To be done → Print the data exactly as it is given, please.

Data rows →
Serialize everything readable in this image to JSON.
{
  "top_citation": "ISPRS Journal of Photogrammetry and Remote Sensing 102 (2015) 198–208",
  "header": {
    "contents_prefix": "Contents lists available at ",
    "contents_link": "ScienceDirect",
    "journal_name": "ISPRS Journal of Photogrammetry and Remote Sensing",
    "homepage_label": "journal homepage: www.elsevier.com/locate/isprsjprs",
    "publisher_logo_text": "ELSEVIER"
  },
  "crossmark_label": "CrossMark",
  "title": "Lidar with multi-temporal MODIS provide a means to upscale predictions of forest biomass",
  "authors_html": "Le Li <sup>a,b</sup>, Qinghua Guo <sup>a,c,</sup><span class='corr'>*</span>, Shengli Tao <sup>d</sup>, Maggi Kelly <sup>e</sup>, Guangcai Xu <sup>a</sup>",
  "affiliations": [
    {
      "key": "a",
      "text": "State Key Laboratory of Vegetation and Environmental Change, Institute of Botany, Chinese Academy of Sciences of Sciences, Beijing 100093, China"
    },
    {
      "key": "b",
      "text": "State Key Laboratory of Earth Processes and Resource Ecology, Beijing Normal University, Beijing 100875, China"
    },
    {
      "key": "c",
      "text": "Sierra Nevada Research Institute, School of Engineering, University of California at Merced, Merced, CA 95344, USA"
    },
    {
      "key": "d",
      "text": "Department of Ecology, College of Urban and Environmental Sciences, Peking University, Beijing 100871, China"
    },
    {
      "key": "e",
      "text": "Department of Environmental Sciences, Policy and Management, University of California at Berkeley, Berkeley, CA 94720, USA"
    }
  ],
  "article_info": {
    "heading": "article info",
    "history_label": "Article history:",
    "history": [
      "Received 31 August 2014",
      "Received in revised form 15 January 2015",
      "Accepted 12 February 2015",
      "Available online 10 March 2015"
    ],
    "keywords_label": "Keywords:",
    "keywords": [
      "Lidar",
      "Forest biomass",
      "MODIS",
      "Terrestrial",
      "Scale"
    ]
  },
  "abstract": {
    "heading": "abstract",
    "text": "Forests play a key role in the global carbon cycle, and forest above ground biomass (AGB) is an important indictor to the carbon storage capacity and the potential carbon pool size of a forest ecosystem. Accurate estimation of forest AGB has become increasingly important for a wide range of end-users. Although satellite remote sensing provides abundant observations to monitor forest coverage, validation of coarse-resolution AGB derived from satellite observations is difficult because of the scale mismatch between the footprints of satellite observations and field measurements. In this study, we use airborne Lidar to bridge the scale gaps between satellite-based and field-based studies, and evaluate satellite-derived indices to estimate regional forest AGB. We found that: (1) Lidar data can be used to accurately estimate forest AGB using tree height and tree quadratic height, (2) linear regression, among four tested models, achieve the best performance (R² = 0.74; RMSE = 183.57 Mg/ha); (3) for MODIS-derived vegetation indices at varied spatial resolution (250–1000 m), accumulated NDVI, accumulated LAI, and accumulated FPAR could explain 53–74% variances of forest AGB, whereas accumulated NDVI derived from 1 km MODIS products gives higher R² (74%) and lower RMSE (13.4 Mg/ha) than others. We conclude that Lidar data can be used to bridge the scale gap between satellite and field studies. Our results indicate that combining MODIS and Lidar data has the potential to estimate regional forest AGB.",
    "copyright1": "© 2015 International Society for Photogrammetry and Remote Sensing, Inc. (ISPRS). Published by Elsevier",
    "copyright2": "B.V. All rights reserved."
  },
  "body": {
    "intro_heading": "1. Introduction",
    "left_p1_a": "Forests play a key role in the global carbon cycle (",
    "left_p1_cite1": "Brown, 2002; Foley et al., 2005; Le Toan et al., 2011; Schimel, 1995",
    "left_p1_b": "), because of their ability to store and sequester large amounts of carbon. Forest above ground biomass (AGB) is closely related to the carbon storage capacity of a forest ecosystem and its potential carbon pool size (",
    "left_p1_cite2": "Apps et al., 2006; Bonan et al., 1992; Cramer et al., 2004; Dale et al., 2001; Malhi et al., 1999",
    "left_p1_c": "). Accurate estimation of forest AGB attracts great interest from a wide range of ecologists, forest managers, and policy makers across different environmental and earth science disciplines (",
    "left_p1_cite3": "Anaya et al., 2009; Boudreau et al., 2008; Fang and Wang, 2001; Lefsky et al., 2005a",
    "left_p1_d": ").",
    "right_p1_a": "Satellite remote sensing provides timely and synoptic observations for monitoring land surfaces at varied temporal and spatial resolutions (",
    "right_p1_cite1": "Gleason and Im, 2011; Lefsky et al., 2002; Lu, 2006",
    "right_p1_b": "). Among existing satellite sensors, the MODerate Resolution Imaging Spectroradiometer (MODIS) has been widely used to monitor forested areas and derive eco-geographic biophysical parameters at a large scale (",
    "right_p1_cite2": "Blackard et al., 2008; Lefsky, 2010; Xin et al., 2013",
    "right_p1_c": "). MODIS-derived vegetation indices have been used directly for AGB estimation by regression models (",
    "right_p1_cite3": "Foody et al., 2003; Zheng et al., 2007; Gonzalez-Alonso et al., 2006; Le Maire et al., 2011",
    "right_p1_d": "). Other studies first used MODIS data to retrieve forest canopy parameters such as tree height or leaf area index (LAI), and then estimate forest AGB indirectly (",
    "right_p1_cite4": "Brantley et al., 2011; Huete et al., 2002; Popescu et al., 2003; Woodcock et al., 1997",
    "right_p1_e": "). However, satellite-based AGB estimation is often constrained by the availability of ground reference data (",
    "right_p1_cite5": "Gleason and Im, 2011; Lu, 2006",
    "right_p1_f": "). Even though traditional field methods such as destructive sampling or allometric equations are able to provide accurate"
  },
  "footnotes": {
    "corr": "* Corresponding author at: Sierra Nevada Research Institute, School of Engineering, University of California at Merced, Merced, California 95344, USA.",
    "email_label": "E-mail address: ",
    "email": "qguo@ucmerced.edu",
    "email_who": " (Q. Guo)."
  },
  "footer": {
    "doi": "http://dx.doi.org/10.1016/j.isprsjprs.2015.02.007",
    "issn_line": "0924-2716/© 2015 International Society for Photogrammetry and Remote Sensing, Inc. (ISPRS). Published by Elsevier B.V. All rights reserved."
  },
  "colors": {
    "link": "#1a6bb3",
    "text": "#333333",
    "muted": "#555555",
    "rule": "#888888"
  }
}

Full solution →
Serialize everything readable in this image to JSON.
{
  "top_citation": "ISPRS Journal of Photogrammetry and Remote Sensing 102 (2015) 198–208",
  "header": {
    "contents_prefix": "Contents lists available at ",
    "contents_link": "ScienceDirect",
    "journal_name": "ISPRS Journal of Photogrammetry and Remote Sensing",
    "homepage_label": "journal homepage: www.elsevier.com/locate/isprsjprs",
    "publisher_logo_text": "ELSEVIER"
  },
  "crossmark_label": "CrossMark",
  "title": "Lidar with multi-temporal MODIS provide a means to upscale predictions of forest biomass",
  "authors_html": "Le Li <sup>a,b</sup>, Qinghua Guo <sup>a,c,</sup><span class='corr'>*</span>, Shengli Tao <sup>d</sup>, Maggi Kelly <sup>e</sup>, Guangcai Xu <sup>a</sup>",
  "affiliations": [
    {
      "key": "a",
      "text": "State Key Laboratory of Vegetation and Environmental Change, Institute of Botany, Chinese Academy of Sciences of Sciences, Beijing 100093, China"
    },
    {
      "key": "b",
      "text": "State Key Laboratory of Earth Processes and Resource Ecology, Beijing Normal University, Beijing 100875, China"
    },
    {
      "key": "c",
      "text": "Sierra Nevada Research Institute, School of Engineering, University of California at Merced, Merced, CA 95344, USA"
    },
    {
      "key": "d",
      "text": "Department of Ecology, College of Urban and Environmental Sciences, Peking University, Beijing 100871, China"
    },
    {
      "key": "e",
      "text": "Department of Environmental Sciences, Policy and Management, University of California at Berkeley, Berkeley, CA 94720, USA"
    }
  ],
  "article_info": {
    "heading": "article info",
    "history_label": "Article history:",
    "history": [
      "Received 31 August 2014",
      "Received in revised form 15 January 2015",
      "Accepted 12 February 2015",
      "Available online 10 March 2015"
    ],
    "keywords_label": "Keywords:",
    "keywords": [
      "Lidar",
      "Forest biomass",
      "MODIS",
      "Terrestrial",
      "Scale"
    ]
  },
  "abstract": {
    "heading": "abstract",
    "text": "Forests play a key role in the global carbon cycle, and forest above ground biomass (AGB) is an important indictor to the carbon storage capacity and the potential carbon pool size of a forest ecosystem. Accurate estimation of forest AGB has become increasingly important for a wide range of end-users. Although satellite remote sensing provides abundant observations to monitor forest coverage, validation of coarse-resolution AGB derived from satellite observations is difficult because of the scale mismatch between the footprints of satellite observations and field measurements. In this study, we use airborne Lidar to bridge the scale gaps between satellite-based and field-based studies, and evaluate satellite-derived indices to estimate regional forest AGB. We found that: (1) Lidar data can be used to accurately estimate forest AGB using tree height and tree quadratic height, (2) linear regression, among four tested models, achieve the best performance (R² = 0.74; RMSE = 183.57 Mg/ha); (3) for MODIS-derived vegetation indices at varied spatial resolution (250–1000 m), accumulated NDVI, accumulated LAI, and accumulated FPAR could explain 53–74% variances of forest AGB, whereas accumulated NDVI derived from 1 km MODIS products gives higher R² (74%) and lower RMSE (13.4 Mg/ha) than others. We conclude that Lidar data can be used to bridge the scale gap between satellite and field studies. Our results indicate that combining MODIS and Lidar data has the potential to estimate regional forest AGB.",
    "copyright1": "© 2015 International Society for Photogrammetry and Remote Sensing, Inc. (ISPRS). Published by Elsevier",
    "copyright2": "B.V. All rights reserved."
  },
  "body": {
    "intro_heading": "1. Introduction",
    "left_p1_a": "Forests play a key role in the global carbon cycle (",
    "left_p1_cite1": "Brown, 2002; Foley et al., 2005; Le Toan et al., 2011; Schimel, 1995",
    "left_p1_b": "), because of their ability to store and sequester large amounts of carbon. Forest above ground biomass (AGB) is closely related to the carbon storage capacity of a forest ecosystem and its potential carbon pool size (",
    "left_p1_cite2": "Apps et al., 2006; Bonan et al., 1992; Cramer et al., 2004; Dale et al., 2001; Malhi et al., 1999",
    "left_p1_c": "). Accurate estimation of forest AGB attracts great interest from a wide range of ecologists, forest managers, and policy makers across different environmental and earth science disciplines (",
    "left_p1_cite3": "Anaya et al., 2009; Boudreau et al., 2008; Fang and Wang, 2001; Lefsky et al., 2005a",
    "left_p1_d": ").",
    "right_p1_a": "Satellite remote sensing provides timely and synoptic observations for monitoring land surfaces at varied temporal and spatial resolutions (",
    "right_p1_cite1": "Gleason and Im, 2011; Lefsky et al., 2002; Lu, 2006",
    "right_p1_b": "). Among existing satellite sensors, the MODerate Resolution Imaging Spectroradiometer (MODIS) has been widely used to monitor forested areas and derive eco-geographic biophysical parameters at a large scale (",
    "right_p1_cite2": "Blackard et al., 2008; Lefsky, 2010; Xin et al., 2013",
    "right_p1_c": "). MODIS-derived vegetation indices have been used directly for AGB estimation by regression models (",
    "right_p1_cite3": "Foody et al., 2003; Zheng et al., 2007; Gonzalez-Alonso et al., 2006; Le Maire et al., 2011",
    "right_p1_d": "). Other studies first used MODIS data to retrieve forest canopy parameters such as tree height or leaf area index (LAI), and then estimate forest AGB indirectly (",
    "right_p1_cite4": "Brantley et al., 2011; Huete et al., 2002; Popescu et al., 2003; Woodcock et al., 1997",
    "right_p1_e": "). However, satellite-based AGB estimation is often constrained by the availability of ground reference data (",
    "right_p1_cite5": "Gleason and Im, 2011; Lu, 2006",
    "right_p1_f": "). Even though traditional field methods such as destructive sampling or allometric equations are able to provide accurate"
  },
  "footnotes": {
    "corr": "* Corresponding author at: Sierra Nevada Research Institute, School of Engineering, University of California at Merced, Merced, California 95344, USA.",
    "email_label": "E-mail address: ",
    "email": "qguo@ucmerced.edu",
    "email_who": " (Q. Guo)."
  },
  "footer": {
    "doi": "http://dx.doi.org/10.1016/j.isprsjprs.2015.02.007",
    "issn_line": "0924-2716/© 2015 International Society for Photogrammetry and Remote Sensing, Inc. (ISPRS). Published by Elsevier B.V. All rights reserved."
  },
  "colors": {
    "link": "#1a6bb3",
    "text": "#333333",
    "muted": "#555555",
    "rule": "#888888"
  }
}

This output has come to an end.